## begin RECORD SET

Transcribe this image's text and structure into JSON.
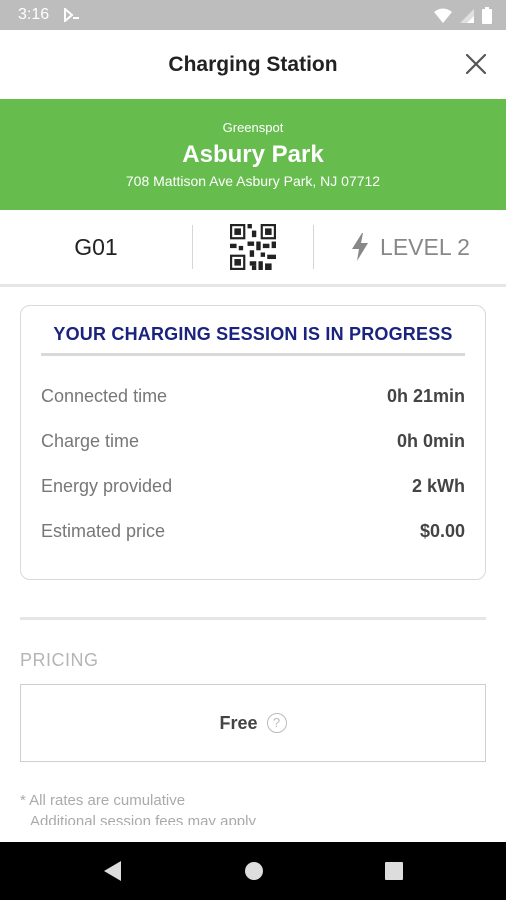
{
  "status_bar": {
    "time": "3:16",
    "icons": [
      "notification-icon",
      "wifi-icon",
      "signal-icon",
      "battery-icon"
    ]
  },
  "app_bar": {
    "title": "Charging Station",
    "close_icon": "close-icon"
  },
  "banner": {
    "network": "Greenspot",
    "name": "Asbury Park",
    "address": "708 Mattison Ave Asbury Park, NJ 07712",
    "color": "#66bd4e"
  },
  "station_info": {
    "id": "G01",
    "qr_icon": "qr-code-icon",
    "level_icon": "lightning-bolt-icon",
    "level": "LEVEL 2"
  },
  "session": {
    "heading": "YOUR CHARGING SESSION IS IN PROGRESS",
    "heading_color": "#1a237e",
    "rows": [
      {
        "label": "Connected time",
        "value": "0h 21min"
      },
      {
        "label": "Charge time",
        "value": "0h 0min"
      },
      {
        "label": "Energy provided",
        "value": "2 kWh"
      },
      {
        "label": "Estimated price",
        "value": "$0.00"
      }
    ]
  },
  "pricing": {
    "label": "PRICING",
    "value": "Free",
    "help_icon": "help-icon",
    "help_glyph": "?"
  },
  "notes": {
    "line1": "* All rates are cumulative",
    "line2": "Additional session fees may apply"
  },
  "nav_bar": {
    "back": "back-icon",
    "home": "home-icon",
    "recents": "recents-icon"
  }
}
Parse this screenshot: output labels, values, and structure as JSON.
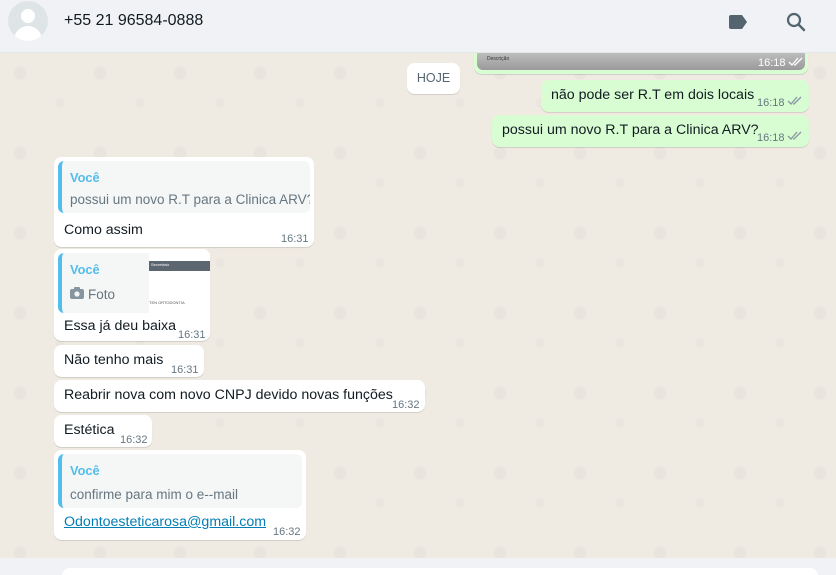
{
  "header": {
    "contact": "+55 21 96584-0888",
    "icons": [
      "label-icon",
      "search-icon"
    ]
  },
  "date_divider": "HOJE",
  "image_message": {
    "time": "16:18",
    "caption_fragment": "Descrição"
  },
  "outgoing": [
    {
      "text": "não pode ser R.T em dois locais",
      "time": "16:18",
      "status": "read"
    },
    {
      "text": "possui um novo R.T para a Clinica ARV?",
      "time": "16:18",
      "status": "read"
    }
  ],
  "incoming": [
    {
      "quote_author": "Você",
      "quote_text": "possui um novo R.T para a Clinica ARV?",
      "text": "Como assim",
      "time": "16:31"
    },
    {
      "quote_author": "Você",
      "quote_text": "Foto",
      "quote_thumb_header": "Secretário",
      "quote_thumb_line": "TEN ORTODONTIA",
      "text": "Essa já deu baixa",
      "time": "16:31"
    },
    {
      "text": "Não tenho mais",
      "time": "16:31"
    },
    {
      "text": "Reabrir nova com novo CNPJ devido novas funções",
      "time": "16:32"
    },
    {
      "text": "Estética",
      "time": "16:32"
    },
    {
      "quote_author": "Você",
      "quote_text": "confirme para mim o e--mail",
      "text": "Odontoesteticarosa@gmail.com",
      "time": "16:32",
      "is_link": true
    }
  ],
  "colors": {
    "incoming_bubble": "#ffffff",
    "outgoing_bubble": "#d9fdd3",
    "quote_accent": "#53bdeb",
    "link": "#027eb5",
    "chat_background": "#efeae2"
  }
}
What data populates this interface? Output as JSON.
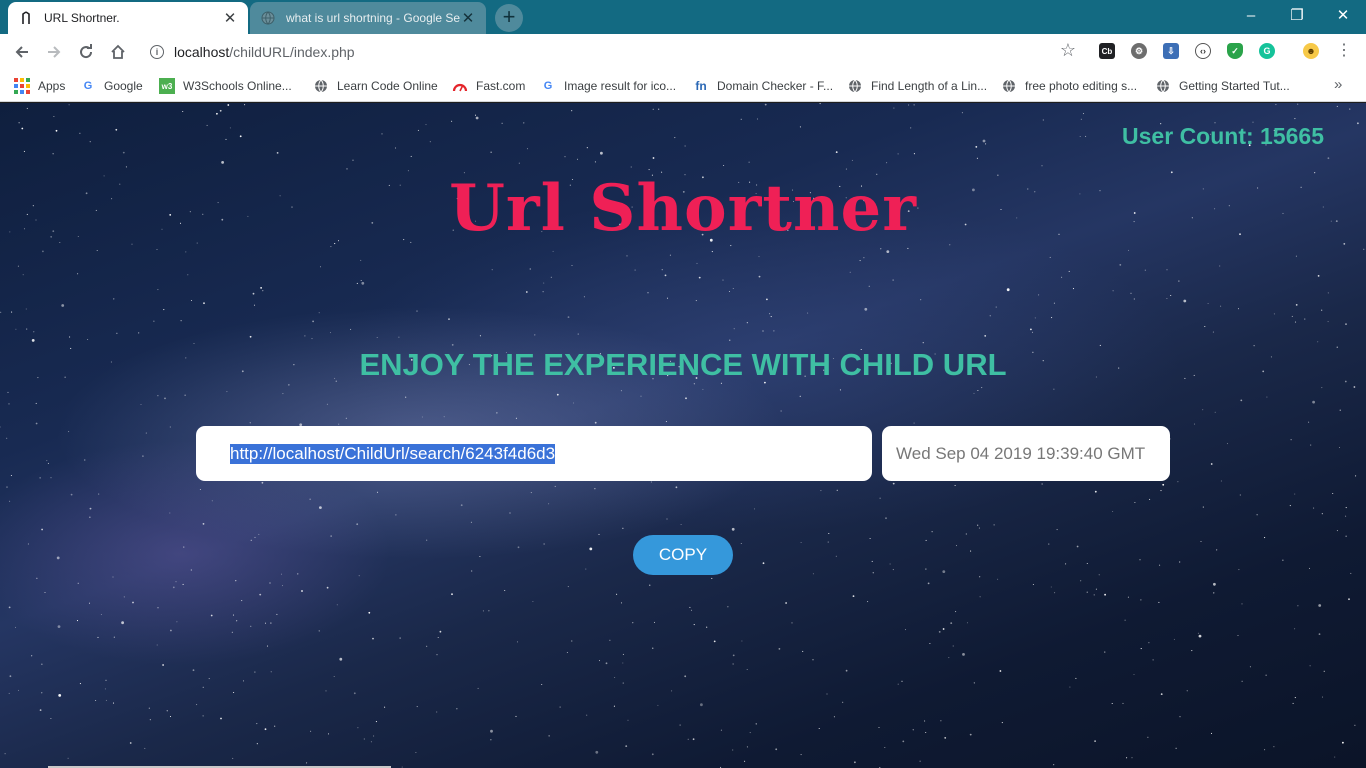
{
  "browser": {
    "tabs": [
      {
        "title": "URL Shortner.",
        "icon": "url-shortner-favicon",
        "active": true
      },
      {
        "title": "what is url shortning - Google Se",
        "icon": "globe-icon",
        "active": false
      }
    ],
    "new_tab_label": "+",
    "window_controls": {
      "minimize": "–",
      "restore": "❐",
      "close": "✕"
    },
    "address": {
      "host": "localhost",
      "path": "/childURL/index.php"
    },
    "bookmarks": [
      {
        "label": "Apps",
        "icon": "apps-grid-icon"
      },
      {
        "label": "Google",
        "icon": "google-icon"
      },
      {
        "label": "W3Schools Online...",
        "icon": "w3schools-icon"
      },
      {
        "label": "Learn Code Online",
        "icon": "globe-icon"
      },
      {
        "label": "Fast.com",
        "icon": "fast-speed-icon"
      },
      {
        "label": "Image result for ico...",
        "icon": "google-icon"
      },
      {
        "label": "Domain Checker - F...",
        "icon": "fn-icon"
      },
      {
        "label": "Find Length of a Lin...",
        "icon": "globe-icon"
      },
      {
        "label": "free photo editing s...",
        "icon": "globe-icon"
      },
      {
        "label": "Getting Started Tut...",
        "icon": "globe-icon"
      }
    ],
    "bookmarks_overflow": "»"
  },
  "page": {
    "user_count": "User Count: 15665",
    "title": "Url Shortner",
    "tagline": "ENJOY THE EXPERIENCE WITH CHILD URL",
    "short_url_value": "http://localhost/ChildUrl/search/6243f4d6d3",
    "date_value": "Wed Sep 04 2019 19:39:40 GMT",
    "copy_button": "COPY"
  },
  "colors": {
    "tab_strip": "#136a82",
    "title_pink": "#ef2056",
    "teal_text": "#3fbfa3",
    "copy_button": "#3598db",
    "selection": "#3a72d8"
  }
}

## end RECORD SET

Omit every picture, then reproduce the rest of the listing exactly.

### [THE RESPONSE]
Transcribe this image's text and structure into JSON.
{
  "status_bar": {
    "time": "3:16",
    "icons": [
      "notification-icon",
      "wifi-icon",
      "signal-icon",
      "battery-icon"
    ]
  },
  "app_bar": {
    "title": "Charging Station",
    "close_icon": "close-icon"
  },
  "banner": {
    "network": "Greenspot",
    "name": "Asbury Park",
    "address": "708 Mattison Ave Asbury Park, NJ 07712",
    "color": "#66bd4e"
  },
  "station_info": {
    "id": "G01",
    "qr_icon": "qr-code-icon",
    "level_icon": "lightning-bolt-icon",
    "level": "LEVEL 2"
  },
  "session": {
    "heading": "YOUR CHARGING SESSION IS IN PROGRESS",
    "heading_color": "#1a237e",
    "rows": [
      {
        "label": "Connected time",
        "value": "0h 21min"
      },
      {
        "label": "Charge time",
        "value": "0h 0min"
      },
      {
        "label": "Energy provided",
        "value": "2 kWh"
      },
      {
        "label": "Estimated price",
        "value": "$0.00"
      }
    ]
  },
  "pricing": {
    "label": "PRICING",
    "value": "Free",
    "help_icon": "help-icon",
    "help_glyph": "?"
  },
  "notes": {
    "line1": "* All rates are cumulative",
    "line2": "Additional session fees may apply"
  },
  "nav_bar": {
    "back": "back-icon",
    "home": "home-icon",
    "recents": "recents-icon"
  }
}
Parse this screenshot: output labels, values, and structure as JSON.
{
  "header": {
    "contact": "+55 21 96584-0888",
    "icons": [
      "label-icon",
      "search-icon"
    ]
  },
  "date_divider": "HOJE",
  "image_message": {
    "time": "16:18",
    "caption_fragment": "Descrição"
  },
  "outgoing": [
    {
      "text": "não pode ser R.T em dois locais",
      "time": "16:18",
      "status": "read"
    },
    {
      "text": "possui um novo R.T para a Clinica ARV?",
      "time": "16:18",
      "status": "read"
    }
  ],
  "incoming": [
    {
      "quote_author": "Você",
      "quote_text": "possui um novo R.T para a Clinica ARV?",
      "text": "Como assim",
      "time": "16:31"
    },
    {
      "quote_author": "Você",
      "quote_text": "Foto",
      "quote_thumb_header": "Secretário",
      "quote_thumb_line": "TEN ORTODONTIA",
      "text": "Essa já deu baixa",
      "time": "16:31"
    },
    {
      "text": "Não tenho mais",
      "time": "16:31"
    },
    {
      "text": "Reabrir nova com novo CNPJ devido novas funções",
      "time": "16:32"
    },
    {
      "text": "Estética",
      "time": "16:32"
    },
    {
      "quote_author": "Você",
      "quote_text": "confirme para mim o e--mail",
      "text": "Odontoesteticarosa@gmail.com",
      "time": "16:32",
      "is_link": true
    }
  ],
  "colors": {
    "incoming_bubble": "#ffffff",
    "outgoing_bubble": "#d9fdd3",
    "quote_accent": "#53bdeb",
    "link": "#027eb5",
    "chat_background": "#efeae2"
  }
}
What data populates this interface? Output as JSON.
{
  "browser": {
    "tabs": [
      {
        "title": "URL Shortner.",
        "icon": "url-shortner-favicon",
        "active": true
      },
      {
        "title": "what is url shortning - Google Se",
        "icon": "globe-icon",
        "active": false
      }
    ],
    "new_tab_label": "+",
    "window_controls": {
      "minimize": "–",
      "restore": "❐",
      "close": "✕"
    },
    "address": {
      "host": "localhost",
      "path": "/childURL/index.php"
    },
    "bookmarks": [
      {
        "label": "Apps",
        "icon": "apps-grid-icon"
      },
      {
        "label": "Google",
        "icon": "google-icon"
      },
      {
        "label": "W3Schools Online...",
        "icon": "w3schools-icon"
      },
      {
        "label": "Learn Code Online",
        "icon": "globe-icon"
      },
      {
        "label": "Fast.com",
        "icon": "fast-speed-icon"
      },
      {
        "label": "Image result for ico...",
        "icon": "google-icon"
      },
      {
        "label": "Domain Checker - F...",
        "icon": "fn-icon"
      },
      {
        "label": "Find Length of a Lin...",
        "icon": "globe-icon"
      },
      {
        "label": "free photo editing s...",
        "icon": "globe-icon"
      },
      {
        "label": "Getting Started Tut...",
        "icon": "globe-icon"
      }
    ],
    "bookmarks_overflow": "»"
  },
  "page": {
    "user_count": "User Count: 15665",
    "title": "Url Shortner",
    "tagline": "ENJOY THE EXPERIENCE WITH CHILD URL",
    "short_url_value": "http://localhost/ChildUrl/search/6243f4d6d3",
    "date_value": "Wed Sep 04 2019 19:39:40 GMT",
    "copy_button": "COPY"
  },
  "colors": {
    "tab_strip": "#136a82",
    "title_pink": "#ef2056",
    "teal_text": "#3fbfa3",
    "copy_button": "#3598db",
    "selection": "#3a72d8"
  }
}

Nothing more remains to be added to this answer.